**WHAT YOU HAVE TO DO:** Each line of the listing that contains the word "random" is to be copied.

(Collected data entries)
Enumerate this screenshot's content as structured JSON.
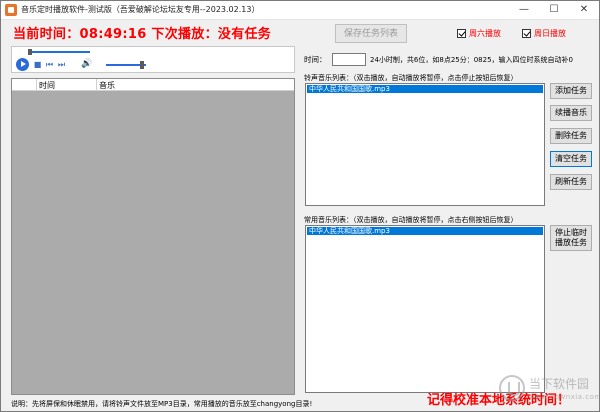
{
  "window": {
    "title": "音乐定时播放软件-测试版（吾爱破解论坛坛友专用--2023.02.13）",
    "minimize": "—",
    "maximize": "☐",
    "close": "✕"
  },
  "header": {
    "now_time": "当前时间：08:49:16  下次播放：没有任务",
    "save_task_list": "保存任务列表",
    "checkbox_saturday": "周六播放",
    "checkbox_sunday": "周日播放",
    "saturday_checked": true,
    "sunday_checked": true
  },
  "player": {
    "seek_progress": 0.0,
    "volume_level": 0.85
  },
  "playlist": {
    "col_time": "时间",
    "col_music": "音乐"
  },
  "time_setting": {
    "label": "时间：",
    "value": "",
    "hint": "24小时制，共6位，如8点25分：0825，输入四位时系统自动补0"
  },
  "ring_list": {
    "label": "铃声音乐列表：（双击播放，自动播放将暂停，点击停止按钮后恢复）",
    "items": [
      "中华人民共和国国歌.mp3"
    ]
  },
  "buttons": {
    "add_task": "添加任务",
    "resume_music": "续播音乐",
    "delete_task": "删除任务",
    "clear_task": "清空任务",
    "refresh_task": "刷新任务",
    "stop_temp": "停止临时播放任务"
  },
  "common_list": {
    "label": "常用音乐列表：（双击播放，自动播放将暂停，点击右侧按钮后恢复）",
    "items": [
      "中华人民共和国国歌.mp3"
    ]
  },
  "footer": {
    "note": "说明：先将屏保和休眠禁用，请将铃声文件放至MP3目录，常用播放的音乐放至changyong目录!",
    "calibrate": "记得校准本地系统时间！"
  },
  "watermark": {
    "title": "当下软件园",
    "url": "www.downxia.com"
  },
  "colors": {
    "alert_red": "#ff0000",
    "selection_blue": "#0078d7",
    "playlist_gray": "#ababab"
  }
}
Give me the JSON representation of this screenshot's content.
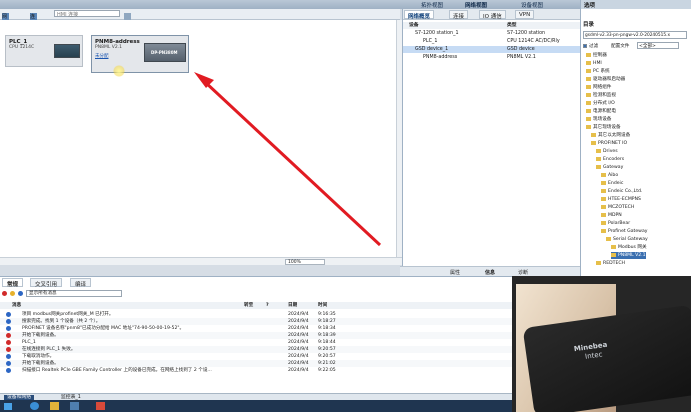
{
  "top_tabs": {
    "topology": "拓扑视图",
    "network": "网络视图",
    "device": "设备视图",
    "options": "选项"
  },
  "toolbar": {
    "network_btn": "网络",
    "connection_btn": "连接",
    "connection_type": "HMI 连接",
    "zoom": "100%"
  },
  "devices": [
    {
      "name": "PLC_1",
      "sub": "CPU 1214C"
    },
    {
      "name": "PNM8-address",
      "sub": "PN8ML V2.1",
      "link": "未分配",
      "chip": "DP-PN380M"
    }
  ],
  "overview": {
    "tabs": [
      "网络概览",
      "连接",
      "IO 通信",
      "VPN"
    ],
    "col_device": "设备",
    "col_type": "类型",
    "rows": [
      {
        "name": "S7-1200 station_1",
        "type": "S7-1200 station"
      },
      {
        "name": "PLC_1",
        "type": "CPU 1214C AC/DC/Rly"
      },
      {
        "name": "GSD device_1",
        "type": "GSD device"
      },
      {
        "name": "PNM8-address",
        "type": "PN8ML V2.1"
      }
    ]
  },
  "status_tabs": {
    "properties": "属性",
    "info": "信息",
    "diagnostics": "诊断"
  },
  "catalog": {
    "header": "目录",
    "search": "gsdml-v2.33-pn-pngw-v2.0-20240515.x",
    "filter": "过滤",
    "profile_label": "配置文件",
    "profile_value": "<全部>",
    "items": [
      {
        "label": "控制器",
        "indent": 1
      },
      {
        "label": "HMI",
        "indent": 1
      },
      {
        "label": "PC 系统",
        "indent": 1
      },
      {
        "label": "驱动器和启动器",
        "indent": 1
      },
      {
        "label": "网络组件",
        "indent": 1
      },
      {
        "label": "检测和监视",
        "indent": 1
      },
      {
        "label": "分布式 I/O",
        "indent": 1
      },
      {
        "label": "电源和配电",
        "indent": 1
      },
      {
        "label": "现场设备",
        "indent": 1
      },
      {
        "label": "其它现场设备",
        "indent": 1
      },
      {
        "label": "其它以太网设备",
        "indent": 2
      },
      {
        "label": "PROFINET IO",
        "indent": 2
      },
      {
        "label": "Drives",
        "indent": 3
      },
      {
        "label": "Encoders",
        "indent": 3
      },
      {
        "label": "Gateway",
        "indent": 3
      },
      {
        "label": "Aibo",
        "indent": 4
      },
      {
        "label": "Endeic",
        "indent": 4
      },
      {
        "label": "Endeic Co.,Ltd.",
        "indent": 4
      },
      {
        "label": "HTEE-ECMPNS",
        "indent": 4
      },
      {
        "label": "MCZOTECH",
        "indent": 4
      },
      {
        "label": "MDPN",
        "indent": 4
      },
      {
        "label": "PolarBear",
        "indent": 4
      },
      {
        "label": "Profinet Gateway",
        "indent": 4
      },
      {
        "label": "Serial Gateway",
        "indent": 5
      },
      {
        "label": "Modbus 网关",
        "indent": 6
      },
      {
        "label": "PN8ML V2.1",
        "indent": 6,
        "selected": true
      },
      {
        "label": "REDTECH",
        "indent": 3
      }
    ]
  },
  "inspector": {
    "tabs": [
      "常规",
      "交叉引用",
      "编译"
    ],
    "filter_value": "显示所有消息",
    "col_msg": "消息",
    "col_goto": "转至",
    "col_q": "?",
    "col_date": "日期",
    "col_time": "时间",
    "messages": [
      {
        "text": "项目 modbus网关profinet网关_M 已打开。",
        "date": "2024/9/4",
        "time": "9:16:35",
        "kind": "info"
      },
      {
        "text": "搜索完成。找到 1 个设备（共 2 个）。",
        "date": "2024/9/4",
        "time": "9:18:27",
        "kind": "info"
      },
      {
        "text": "PROFINET 设备名称\"pnm8\"已成功分配给 MAC 地址\"74-90-50-00-19-52\"。",
        "date": "2024/9/4",
        "time": "9:18:34",
        "kind": "ok"
      },
      {
        "text": "开始下载到设备。",
        "date": "2024/9/4",
        "time": "9:18:39",
        "kind": "err"
      },
      {
        "text": "PLC_1",
        "date": "2024/9/4",
        "time": "9:18:44",
        "kind": "err"
      },
      {
        "text": "在线连接到 PLC_1 失败。",
        "date": "2024/9/4",
        "time": "9:20:57",
        "kind": "err"
      },
      {
        "text": "下载取消动作。",
        "date": "2024/9/4",
        "time": "9:20:57",
        "kind": "info"
      },
      {
        "text": "开始下载到设备。",
        "date": "2024/9/4",
        "time": "9:21:02",
        "kind": "ok"
      },
      {
        "text": "扫描接口 Realtek PCIe GBE Family Controller 上的设备已完成。在网络上找到了 2 个设...",
        "date": "2024/9/4",
        "time": "9:22:05",
        "kind": "info"
      }
    ]
  },
  "taskbar": {
    "tab1": "设备和网络",
    "tab2": "监控表_1"
  },
  "video": {
    "brand_line1": "Minebea",
    "brand_line2": "Intec"
  }
}
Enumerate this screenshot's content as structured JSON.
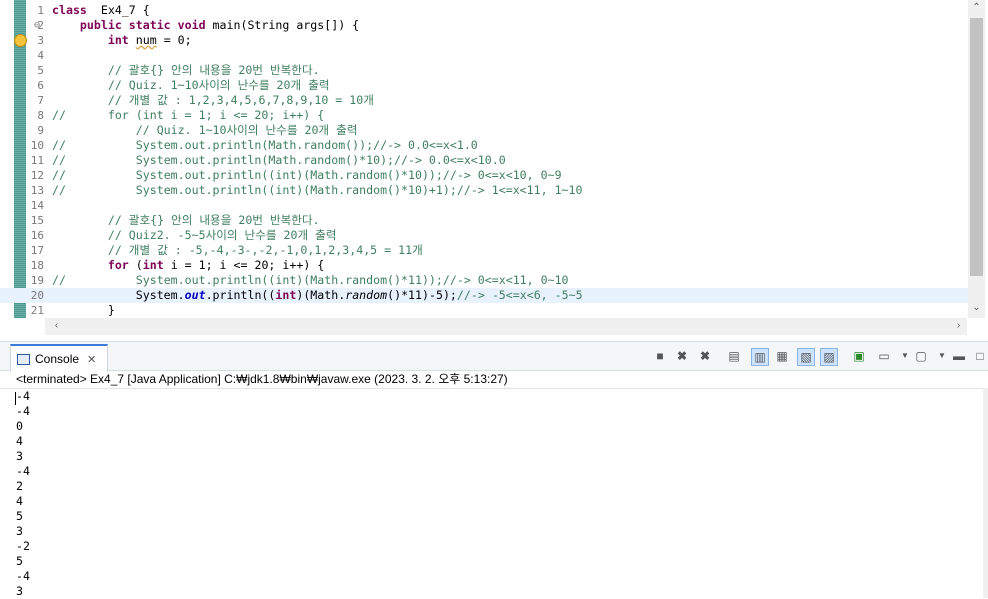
{
  "editor": {
    "lines": [
      {
        "n": "1",
        "fold": "",
        "code": [
          [
            "kw",
            "class"
          ],
          [
            "",
            "  Ex4_7 {"
          ]
        ]
      },
      {
        "n": "2",
        "fold": "⊖",
        "code": [
          [
            "",
            "    "
          ],
          [
            "kw",
            "public static void"
          ],
          [
            "",
            " main(String "
          ],
          [
            "",
            "args"
          ],
          [
            "",
            "[]) {"
          ]
        ]
      },
      {
        "n": "3",
        "fold": "",
        "warn": true,
        "code": [
          [
            "",
            "        "
          ],
          [
            "kw",
            "int"
          ],
          [
            "",
            " "
          ],
          [
            "sq",
            "num"
          ],
          [
            "",
            " = 0;"
          ]
        ]
      },
      {
        "n": "4",
        "fold": "",
        "code": []
      },
      {
        "n": "5",
        "fold": "",
        "code": [
          [
            "",
            "        "
          ],
          [
            "cm",
            "// 괄호{} 안의 내용을 20번 반복한다."
          ]
        ]
      },
      {
        "n": "6",
        "fold": "",
        "code": [
          [
            "",
            "        "
          ],
          [
            "cm",
            "// Quiz. 1~10사이의 난수를 20개 출력"
          ]
        ]
      },
      {
        "n": "7",
        "fold": "",
        "code": [
          [
            "",
            "        "
          ],
          [
            "cm",
            "// 개별 값 : 1,2,3,4,5,6,7,8,9,10 = 10개"
          ]
        ]
      },
      {
        "n": "8",
        "fold": "",
        "code": [
          [
            "cm",
            "//"
          ],
          [
            "cm",
            "      for (int i = 1; i <= 20; i++) {"
          ]
        ]
      },
      {
        "n": "9",
        "fold": "",
        "code": [
          [
            "",
            "            "
          ],
          [
            "cm",
            "// Quiz. 1~10사이의 난수를 20개 출력"
          ]
        ]
      },
      {
        "n": "10",
        "fold": "",
        "code": [
          [
            "cm",
            "//"
          ],
          [
            "cm",
            "          System.out.println(Math.random());//-> 0.0<=x<1.0"
          ]
        ]
      },
      {
        "n": "11",
        "fold": "",
        "code": [
          [
            "cm",
            "//"
          ],
          [
            "cm",
            "          System.out.println(Math.random()*10);//-> 0.0<=x<10.0"
          ]
        ]
      },
      {
        "n": "12",
        "fold": "",
        "code": [
          [
            "cm",
            "//"
          ],
          [
            "cm",
            "          System.out.println((int)(Math.random()*10));//-> 0<=x<10, 0~9"
          ]
        ]
      },
      {
        "n": "13",
        "fold": "",
        "code": [
          [
            "cm",
            "//"
          ],
          [
            "cm",
            "          System.out.println((int)(Math.random()*10)+1);//-> 1<=x<11, 1~10"
          ]
        ]
      },
      {
        "n": "14",
        "fold": "",
        "code": []
      },
      {
        "n": "15",
        "fold": "",
        "code": [
          [
            "",
            "        "
          ],
          [
            "cm",
            "// 괄호{} 안의 내용을 20번 반복한다."
          ]
        ]
      },
      {
        "n": "16",
        "fold": "",
        "code": [
          [
            "",
            "        "
          ],
          [
            "cm",
            "// Quiz2. -5~5사이의 난수를 20개 출력"
          ]
        ]
      },
      {
        "n": "17",
        "fold": "",
        "code": [
          [
            "",
            "        "
          ],
          [
            "cm",
            "// 개별 값 : -5,-4,-3-,-2,-1,0,1,2,3,4,5 = 11개"
          ]
        ]
      },
      {
        "n": "18",
        "fold": "",
        "code": [
          [
            "",
            "        "
          ],
          [
            "kw",
            "for"
          ],
          [
            "",
            " ("
          ],
          [
            "kw",
            "int"
          ],
          [
            "",
            " i = 1; i <= 20; i++) {"
          ]
        ]
      },
      {
        "n": "19",
        "fold": "",
        "code": [
          [
            "cm",
            "//"
          ],
          [
            "cm",
            "          System.out.println((int)(Math.random()*11));//-> 0<=x<11, 0~10"
          ]
        ]
      },
      {
        "n": "20",
        "fold": "",
        "current": true,
        "code": [
          [
            "",
            "            System."
          ],
          [
            "fld",
            "out"
          ],
          [
            "",
            ".println(("
          ],
          [
            "kw",
            "int"
          ],
          [
            "",
            ")(Math."
          ],
          [
            "it",
            "random"
          ],
          [
            "",
            "()*11)-5);"
          ],
          [
            "cm",
            "//-> -5<=x<6, -5~5"
          ]
        ]
      },
      {
        "n": "21",
        "fold": "",
        "code": [
          [
            "",
            "        }"
          ]
        ]
      }
    ]
  },
  "console": {
    "tab_label": "Console",
    "status": "<terminated> Ex4_7 [Java Application] C:₩jdk1.8₩bin₩javaw.exe (2023. 3. 2. 오후 5:13:27)",
    "output": [
      "-4",
      "-4",
      "0",
      "4",
      "3",
      "-4",
      "2",
      "4",
      "5",
      "3",
      "-2",
      "5",
      "-4",
      "3"
    ]
  },
  "icons": {
    "scroll_up": "⌃",
    "scroll_down": "⌄",
    "scroll_left": "‹",
    "scroll_right": "›",
    "tab_close": "✕"
  }
}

**SOLUTION TO THE PROBLEM:**
            "          System.out.println(Math.random());//-> 0.0<=x<1.0"
            "          System.out.println(Math.random()*10);//-> 0.0<=x<10.0"
            "          System.out.println((int)(Math.random()*10));//-> 0<=x<10, 0~9"
            "          System.out.println((int)(Math.random()*10)+1);//-> 1<=x<11, 1~10"
            "          System.out.println((int)(Math.random()*11));//-> 0<=x<11, 0~10"
            "random"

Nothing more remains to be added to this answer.